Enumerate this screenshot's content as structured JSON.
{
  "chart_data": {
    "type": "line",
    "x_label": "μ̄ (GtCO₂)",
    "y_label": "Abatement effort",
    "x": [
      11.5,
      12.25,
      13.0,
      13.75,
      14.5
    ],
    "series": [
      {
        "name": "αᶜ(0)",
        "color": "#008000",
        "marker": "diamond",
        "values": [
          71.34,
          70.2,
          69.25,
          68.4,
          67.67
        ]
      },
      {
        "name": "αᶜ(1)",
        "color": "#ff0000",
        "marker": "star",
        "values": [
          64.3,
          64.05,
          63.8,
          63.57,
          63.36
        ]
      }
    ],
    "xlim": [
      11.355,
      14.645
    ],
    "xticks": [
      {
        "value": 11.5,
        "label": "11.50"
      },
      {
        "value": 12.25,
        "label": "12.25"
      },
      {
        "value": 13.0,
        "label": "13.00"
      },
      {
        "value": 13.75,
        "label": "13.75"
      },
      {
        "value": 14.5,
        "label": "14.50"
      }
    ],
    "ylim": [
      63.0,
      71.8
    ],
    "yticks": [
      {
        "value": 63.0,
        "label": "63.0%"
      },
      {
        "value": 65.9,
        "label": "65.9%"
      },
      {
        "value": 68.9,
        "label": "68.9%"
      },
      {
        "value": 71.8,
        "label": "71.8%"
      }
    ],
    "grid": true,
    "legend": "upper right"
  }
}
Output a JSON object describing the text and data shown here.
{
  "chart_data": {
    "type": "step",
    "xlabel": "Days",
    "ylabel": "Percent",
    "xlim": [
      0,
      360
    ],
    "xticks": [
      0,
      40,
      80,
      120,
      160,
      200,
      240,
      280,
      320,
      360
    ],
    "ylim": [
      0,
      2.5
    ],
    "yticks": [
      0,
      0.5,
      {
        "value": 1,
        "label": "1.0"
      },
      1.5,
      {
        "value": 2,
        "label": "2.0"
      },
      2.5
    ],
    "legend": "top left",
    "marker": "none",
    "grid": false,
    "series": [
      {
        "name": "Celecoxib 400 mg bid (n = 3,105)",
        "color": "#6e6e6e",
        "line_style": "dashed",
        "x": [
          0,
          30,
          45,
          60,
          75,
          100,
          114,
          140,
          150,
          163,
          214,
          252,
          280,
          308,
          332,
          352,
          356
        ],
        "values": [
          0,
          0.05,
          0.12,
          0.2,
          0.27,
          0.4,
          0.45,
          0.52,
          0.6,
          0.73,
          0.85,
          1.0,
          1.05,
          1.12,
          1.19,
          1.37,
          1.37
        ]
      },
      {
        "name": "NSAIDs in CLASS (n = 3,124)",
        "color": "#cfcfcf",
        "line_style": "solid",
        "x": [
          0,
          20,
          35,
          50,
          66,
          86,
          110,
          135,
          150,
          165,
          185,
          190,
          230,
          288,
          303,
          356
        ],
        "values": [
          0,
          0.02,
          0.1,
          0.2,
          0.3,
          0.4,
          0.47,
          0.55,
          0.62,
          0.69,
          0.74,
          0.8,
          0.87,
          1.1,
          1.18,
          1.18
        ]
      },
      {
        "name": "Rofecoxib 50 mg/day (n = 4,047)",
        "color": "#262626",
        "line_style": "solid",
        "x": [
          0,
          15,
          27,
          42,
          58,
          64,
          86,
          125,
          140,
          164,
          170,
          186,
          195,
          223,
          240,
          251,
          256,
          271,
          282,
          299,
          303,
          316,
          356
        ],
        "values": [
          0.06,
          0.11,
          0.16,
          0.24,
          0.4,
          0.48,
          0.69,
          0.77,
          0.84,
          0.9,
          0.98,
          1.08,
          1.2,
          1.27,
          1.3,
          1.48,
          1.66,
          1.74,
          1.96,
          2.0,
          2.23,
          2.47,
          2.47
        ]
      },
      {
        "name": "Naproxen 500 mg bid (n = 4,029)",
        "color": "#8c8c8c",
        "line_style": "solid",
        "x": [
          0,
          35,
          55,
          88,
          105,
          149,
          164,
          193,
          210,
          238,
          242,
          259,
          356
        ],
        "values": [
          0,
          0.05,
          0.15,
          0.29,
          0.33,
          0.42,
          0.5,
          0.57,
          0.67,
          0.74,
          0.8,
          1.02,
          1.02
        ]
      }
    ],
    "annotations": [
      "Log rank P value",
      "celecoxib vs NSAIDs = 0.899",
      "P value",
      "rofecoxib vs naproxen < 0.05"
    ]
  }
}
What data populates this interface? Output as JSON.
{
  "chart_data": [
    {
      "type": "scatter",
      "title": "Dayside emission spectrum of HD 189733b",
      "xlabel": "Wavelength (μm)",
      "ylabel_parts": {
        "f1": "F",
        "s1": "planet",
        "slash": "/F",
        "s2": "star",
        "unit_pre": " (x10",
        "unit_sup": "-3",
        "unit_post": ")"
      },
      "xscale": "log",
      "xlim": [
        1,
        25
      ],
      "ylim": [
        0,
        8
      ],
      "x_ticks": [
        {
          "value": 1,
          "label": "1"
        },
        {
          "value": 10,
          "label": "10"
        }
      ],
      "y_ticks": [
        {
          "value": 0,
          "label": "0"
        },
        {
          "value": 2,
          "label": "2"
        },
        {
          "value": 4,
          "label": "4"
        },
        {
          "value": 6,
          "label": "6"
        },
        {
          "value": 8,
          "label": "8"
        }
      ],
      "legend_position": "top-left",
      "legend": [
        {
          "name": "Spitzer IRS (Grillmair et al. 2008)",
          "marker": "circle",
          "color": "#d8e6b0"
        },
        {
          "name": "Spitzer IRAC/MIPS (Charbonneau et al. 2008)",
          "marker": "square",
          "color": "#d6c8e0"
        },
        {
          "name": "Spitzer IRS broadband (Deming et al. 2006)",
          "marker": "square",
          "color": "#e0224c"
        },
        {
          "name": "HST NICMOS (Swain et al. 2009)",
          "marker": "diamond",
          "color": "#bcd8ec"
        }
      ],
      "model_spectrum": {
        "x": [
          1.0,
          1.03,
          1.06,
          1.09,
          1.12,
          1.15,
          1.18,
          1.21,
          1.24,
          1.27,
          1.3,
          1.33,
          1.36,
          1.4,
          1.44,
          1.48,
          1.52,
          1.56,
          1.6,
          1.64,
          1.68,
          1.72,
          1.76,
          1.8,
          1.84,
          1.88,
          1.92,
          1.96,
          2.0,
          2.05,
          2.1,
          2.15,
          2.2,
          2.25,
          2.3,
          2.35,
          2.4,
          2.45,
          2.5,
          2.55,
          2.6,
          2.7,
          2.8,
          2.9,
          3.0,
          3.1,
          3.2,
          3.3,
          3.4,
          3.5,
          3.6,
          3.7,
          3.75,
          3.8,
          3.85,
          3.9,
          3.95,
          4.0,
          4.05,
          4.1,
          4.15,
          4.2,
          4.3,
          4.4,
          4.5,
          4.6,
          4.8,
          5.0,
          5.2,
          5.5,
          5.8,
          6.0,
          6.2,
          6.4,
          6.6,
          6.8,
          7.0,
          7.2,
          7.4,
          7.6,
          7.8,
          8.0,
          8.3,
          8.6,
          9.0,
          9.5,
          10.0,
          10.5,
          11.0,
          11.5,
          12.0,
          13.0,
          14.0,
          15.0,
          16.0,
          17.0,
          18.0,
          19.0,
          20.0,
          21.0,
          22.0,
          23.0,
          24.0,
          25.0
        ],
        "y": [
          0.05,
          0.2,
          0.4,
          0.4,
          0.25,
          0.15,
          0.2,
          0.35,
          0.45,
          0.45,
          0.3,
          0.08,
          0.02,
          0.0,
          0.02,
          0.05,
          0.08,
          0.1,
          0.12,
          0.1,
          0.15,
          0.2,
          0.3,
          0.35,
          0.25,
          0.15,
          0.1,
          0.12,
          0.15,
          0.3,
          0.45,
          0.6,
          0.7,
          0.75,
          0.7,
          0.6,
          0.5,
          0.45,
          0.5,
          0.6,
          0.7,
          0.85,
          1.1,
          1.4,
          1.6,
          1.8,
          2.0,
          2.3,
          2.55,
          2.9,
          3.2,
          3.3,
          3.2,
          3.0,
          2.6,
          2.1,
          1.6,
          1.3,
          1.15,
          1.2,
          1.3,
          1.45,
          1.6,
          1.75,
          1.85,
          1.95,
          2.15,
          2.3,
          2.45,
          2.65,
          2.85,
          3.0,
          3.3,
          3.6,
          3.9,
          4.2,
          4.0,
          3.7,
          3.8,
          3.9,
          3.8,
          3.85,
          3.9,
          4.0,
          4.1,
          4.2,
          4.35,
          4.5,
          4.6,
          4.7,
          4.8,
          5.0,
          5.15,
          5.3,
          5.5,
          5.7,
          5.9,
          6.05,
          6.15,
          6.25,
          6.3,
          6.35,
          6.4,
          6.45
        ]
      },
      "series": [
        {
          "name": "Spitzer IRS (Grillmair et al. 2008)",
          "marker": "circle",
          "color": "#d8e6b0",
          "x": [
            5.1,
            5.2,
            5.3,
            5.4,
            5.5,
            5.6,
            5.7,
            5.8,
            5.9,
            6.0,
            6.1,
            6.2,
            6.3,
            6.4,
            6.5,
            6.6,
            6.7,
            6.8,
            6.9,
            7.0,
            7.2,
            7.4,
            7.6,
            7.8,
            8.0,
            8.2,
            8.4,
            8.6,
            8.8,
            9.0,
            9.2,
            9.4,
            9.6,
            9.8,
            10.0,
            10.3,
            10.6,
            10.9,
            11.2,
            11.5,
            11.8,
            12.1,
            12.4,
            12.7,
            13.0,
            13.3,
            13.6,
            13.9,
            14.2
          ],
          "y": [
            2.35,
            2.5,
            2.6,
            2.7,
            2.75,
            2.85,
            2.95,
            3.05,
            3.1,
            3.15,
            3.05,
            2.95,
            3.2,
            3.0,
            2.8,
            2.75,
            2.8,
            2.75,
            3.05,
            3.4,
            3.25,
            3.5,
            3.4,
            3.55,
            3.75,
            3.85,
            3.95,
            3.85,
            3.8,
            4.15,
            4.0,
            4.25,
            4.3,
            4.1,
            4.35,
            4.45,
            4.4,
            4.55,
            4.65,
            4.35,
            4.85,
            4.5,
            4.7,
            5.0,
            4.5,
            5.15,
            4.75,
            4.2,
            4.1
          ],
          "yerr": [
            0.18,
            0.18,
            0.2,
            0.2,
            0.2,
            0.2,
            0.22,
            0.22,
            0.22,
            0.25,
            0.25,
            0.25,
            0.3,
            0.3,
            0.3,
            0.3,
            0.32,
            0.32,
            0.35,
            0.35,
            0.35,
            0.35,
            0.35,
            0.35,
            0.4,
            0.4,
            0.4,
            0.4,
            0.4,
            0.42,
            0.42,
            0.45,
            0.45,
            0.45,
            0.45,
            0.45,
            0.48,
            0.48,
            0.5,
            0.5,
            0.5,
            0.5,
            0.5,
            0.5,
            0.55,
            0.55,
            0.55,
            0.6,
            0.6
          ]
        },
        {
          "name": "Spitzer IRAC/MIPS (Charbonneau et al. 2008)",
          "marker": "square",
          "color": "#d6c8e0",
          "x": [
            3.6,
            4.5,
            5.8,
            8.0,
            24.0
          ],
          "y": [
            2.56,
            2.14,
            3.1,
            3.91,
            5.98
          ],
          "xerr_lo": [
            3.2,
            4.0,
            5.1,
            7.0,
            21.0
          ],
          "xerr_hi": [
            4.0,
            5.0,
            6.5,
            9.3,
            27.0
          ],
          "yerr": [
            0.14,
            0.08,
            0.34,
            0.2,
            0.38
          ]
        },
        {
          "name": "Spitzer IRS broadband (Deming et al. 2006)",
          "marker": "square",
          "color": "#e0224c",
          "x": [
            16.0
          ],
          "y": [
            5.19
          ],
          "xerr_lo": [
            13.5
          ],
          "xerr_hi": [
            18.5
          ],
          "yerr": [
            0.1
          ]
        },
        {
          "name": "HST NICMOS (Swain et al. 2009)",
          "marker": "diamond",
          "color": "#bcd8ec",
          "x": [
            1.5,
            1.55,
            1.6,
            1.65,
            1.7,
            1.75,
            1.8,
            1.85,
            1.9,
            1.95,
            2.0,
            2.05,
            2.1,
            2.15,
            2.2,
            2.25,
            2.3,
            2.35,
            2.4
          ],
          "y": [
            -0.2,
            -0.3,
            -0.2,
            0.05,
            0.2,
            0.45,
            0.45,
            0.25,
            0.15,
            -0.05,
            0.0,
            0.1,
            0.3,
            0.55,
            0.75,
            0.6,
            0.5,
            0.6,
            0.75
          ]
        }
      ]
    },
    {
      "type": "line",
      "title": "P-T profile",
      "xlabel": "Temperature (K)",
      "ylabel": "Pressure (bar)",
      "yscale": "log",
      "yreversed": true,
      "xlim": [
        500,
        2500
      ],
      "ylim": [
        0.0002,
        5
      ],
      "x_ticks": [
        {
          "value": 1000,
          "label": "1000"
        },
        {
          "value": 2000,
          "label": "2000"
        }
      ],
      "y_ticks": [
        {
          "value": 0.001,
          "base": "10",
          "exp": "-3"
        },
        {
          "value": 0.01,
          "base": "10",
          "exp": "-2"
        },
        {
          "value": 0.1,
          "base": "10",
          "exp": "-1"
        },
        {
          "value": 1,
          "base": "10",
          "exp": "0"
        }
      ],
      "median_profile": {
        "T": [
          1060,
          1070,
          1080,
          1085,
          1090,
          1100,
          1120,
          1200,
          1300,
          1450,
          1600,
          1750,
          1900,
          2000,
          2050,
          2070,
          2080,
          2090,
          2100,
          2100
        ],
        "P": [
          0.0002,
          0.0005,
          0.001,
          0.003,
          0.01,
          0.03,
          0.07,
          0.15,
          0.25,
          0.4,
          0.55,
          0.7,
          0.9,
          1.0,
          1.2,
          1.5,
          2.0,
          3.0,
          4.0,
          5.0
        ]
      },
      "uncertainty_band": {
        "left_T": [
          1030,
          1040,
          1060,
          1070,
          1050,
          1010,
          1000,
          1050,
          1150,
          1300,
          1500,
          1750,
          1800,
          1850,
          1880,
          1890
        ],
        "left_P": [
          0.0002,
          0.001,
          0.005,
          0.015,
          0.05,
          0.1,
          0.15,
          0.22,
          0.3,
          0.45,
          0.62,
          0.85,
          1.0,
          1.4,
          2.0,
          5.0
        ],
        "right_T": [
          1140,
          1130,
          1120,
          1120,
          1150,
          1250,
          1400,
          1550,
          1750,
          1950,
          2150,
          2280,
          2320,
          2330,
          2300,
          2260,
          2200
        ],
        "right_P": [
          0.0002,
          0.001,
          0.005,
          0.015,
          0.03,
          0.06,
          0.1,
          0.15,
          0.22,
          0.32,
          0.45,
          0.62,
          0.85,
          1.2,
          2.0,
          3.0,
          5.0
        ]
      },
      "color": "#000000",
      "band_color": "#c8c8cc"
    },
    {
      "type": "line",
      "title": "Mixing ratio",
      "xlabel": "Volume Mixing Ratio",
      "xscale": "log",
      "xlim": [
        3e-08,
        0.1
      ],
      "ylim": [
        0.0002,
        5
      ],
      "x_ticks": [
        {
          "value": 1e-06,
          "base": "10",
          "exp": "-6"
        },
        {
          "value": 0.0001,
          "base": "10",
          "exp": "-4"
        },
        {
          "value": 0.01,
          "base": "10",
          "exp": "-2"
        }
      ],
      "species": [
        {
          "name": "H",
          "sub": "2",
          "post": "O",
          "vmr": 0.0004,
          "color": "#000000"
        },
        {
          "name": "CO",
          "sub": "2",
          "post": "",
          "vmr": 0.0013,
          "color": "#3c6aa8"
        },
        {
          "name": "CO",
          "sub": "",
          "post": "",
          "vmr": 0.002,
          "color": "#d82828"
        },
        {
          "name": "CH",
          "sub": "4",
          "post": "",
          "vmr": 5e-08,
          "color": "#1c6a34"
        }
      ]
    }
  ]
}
________________
**EXERCISE INSTRUCTIONS:**
Only lines with the word "xlabel" are wanted, so copy each one from the records.

**OUTPUT OF THE EXERCISE:**
    "xlabel": "Days",
      "xlabel": "Wavelength (μm)",
      "xlabel": "Temperature (K)",
      "xlabel": "Volume Mixing Ratio",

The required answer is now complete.